▼

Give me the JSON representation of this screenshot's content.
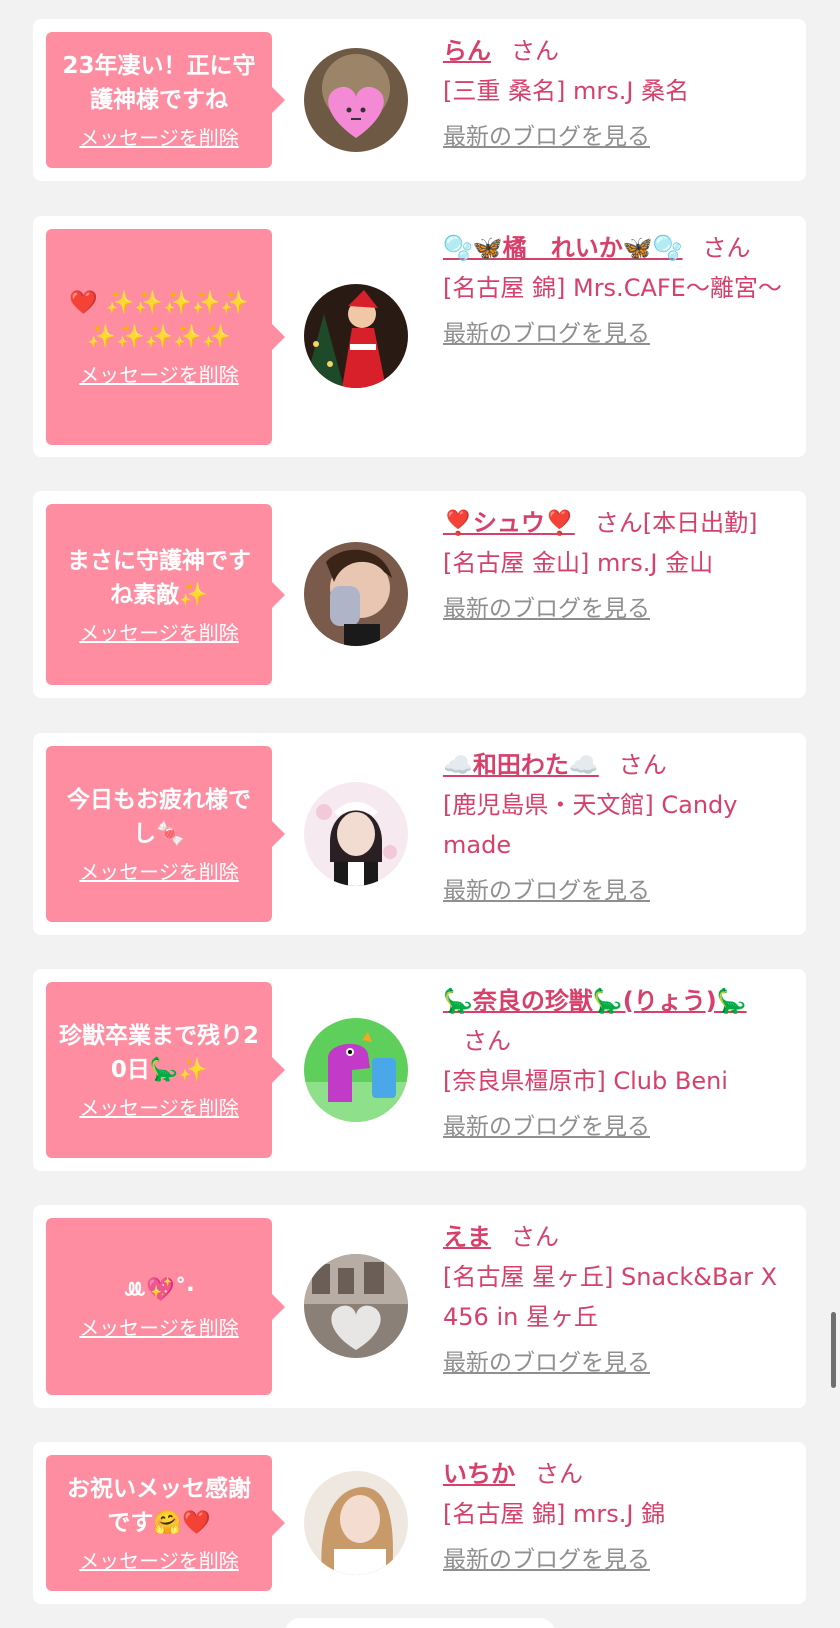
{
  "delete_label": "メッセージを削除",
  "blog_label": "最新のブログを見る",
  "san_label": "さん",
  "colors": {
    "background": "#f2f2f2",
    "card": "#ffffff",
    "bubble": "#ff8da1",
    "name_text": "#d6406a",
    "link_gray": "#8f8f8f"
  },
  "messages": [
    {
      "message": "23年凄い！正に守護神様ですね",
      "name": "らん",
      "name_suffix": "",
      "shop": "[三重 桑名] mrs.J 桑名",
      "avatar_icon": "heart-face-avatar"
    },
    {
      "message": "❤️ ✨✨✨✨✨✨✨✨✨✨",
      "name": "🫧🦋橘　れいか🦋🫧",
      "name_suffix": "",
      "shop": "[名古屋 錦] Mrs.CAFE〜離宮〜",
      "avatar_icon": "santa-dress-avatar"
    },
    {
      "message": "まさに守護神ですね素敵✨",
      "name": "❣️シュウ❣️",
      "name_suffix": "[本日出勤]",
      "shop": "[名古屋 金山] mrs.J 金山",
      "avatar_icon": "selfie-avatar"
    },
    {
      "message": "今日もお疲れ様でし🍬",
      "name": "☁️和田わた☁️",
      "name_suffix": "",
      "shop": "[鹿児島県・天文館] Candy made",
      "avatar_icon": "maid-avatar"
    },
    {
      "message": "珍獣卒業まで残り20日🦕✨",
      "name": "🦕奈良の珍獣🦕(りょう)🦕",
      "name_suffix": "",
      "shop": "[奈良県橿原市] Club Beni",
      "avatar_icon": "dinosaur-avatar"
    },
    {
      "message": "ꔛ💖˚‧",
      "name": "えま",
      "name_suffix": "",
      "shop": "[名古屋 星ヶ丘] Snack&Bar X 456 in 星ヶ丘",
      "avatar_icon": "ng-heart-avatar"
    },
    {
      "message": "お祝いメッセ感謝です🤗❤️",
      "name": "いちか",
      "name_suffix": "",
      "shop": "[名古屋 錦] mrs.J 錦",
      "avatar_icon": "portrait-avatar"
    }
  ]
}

▲
▼

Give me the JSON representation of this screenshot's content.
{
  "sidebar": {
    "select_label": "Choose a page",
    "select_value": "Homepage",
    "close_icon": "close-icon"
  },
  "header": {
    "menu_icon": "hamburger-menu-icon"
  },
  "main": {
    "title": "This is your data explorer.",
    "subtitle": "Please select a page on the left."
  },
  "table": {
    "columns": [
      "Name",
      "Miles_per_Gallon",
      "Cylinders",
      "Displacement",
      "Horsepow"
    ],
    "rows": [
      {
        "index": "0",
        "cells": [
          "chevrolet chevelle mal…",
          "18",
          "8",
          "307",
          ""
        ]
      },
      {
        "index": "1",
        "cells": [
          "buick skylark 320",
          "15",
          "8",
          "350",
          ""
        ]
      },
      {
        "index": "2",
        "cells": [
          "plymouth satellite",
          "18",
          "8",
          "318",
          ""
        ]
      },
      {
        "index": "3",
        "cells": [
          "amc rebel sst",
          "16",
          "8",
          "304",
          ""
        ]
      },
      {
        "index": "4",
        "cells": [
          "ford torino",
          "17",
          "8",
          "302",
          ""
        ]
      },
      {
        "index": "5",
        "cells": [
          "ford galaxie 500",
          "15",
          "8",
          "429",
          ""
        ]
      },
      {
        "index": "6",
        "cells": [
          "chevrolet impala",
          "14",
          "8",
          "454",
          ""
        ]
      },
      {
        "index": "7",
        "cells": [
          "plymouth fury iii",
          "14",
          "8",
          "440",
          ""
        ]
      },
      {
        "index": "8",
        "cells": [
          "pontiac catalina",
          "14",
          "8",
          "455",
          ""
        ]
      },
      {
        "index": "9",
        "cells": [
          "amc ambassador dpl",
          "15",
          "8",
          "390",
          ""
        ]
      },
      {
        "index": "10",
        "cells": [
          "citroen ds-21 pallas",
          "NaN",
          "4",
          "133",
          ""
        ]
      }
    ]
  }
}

▲

Sift the material for lines with the string "plymouth". Copy each one found.

Result below ->
          "plymouth satellite",
          "plymouth fury iii",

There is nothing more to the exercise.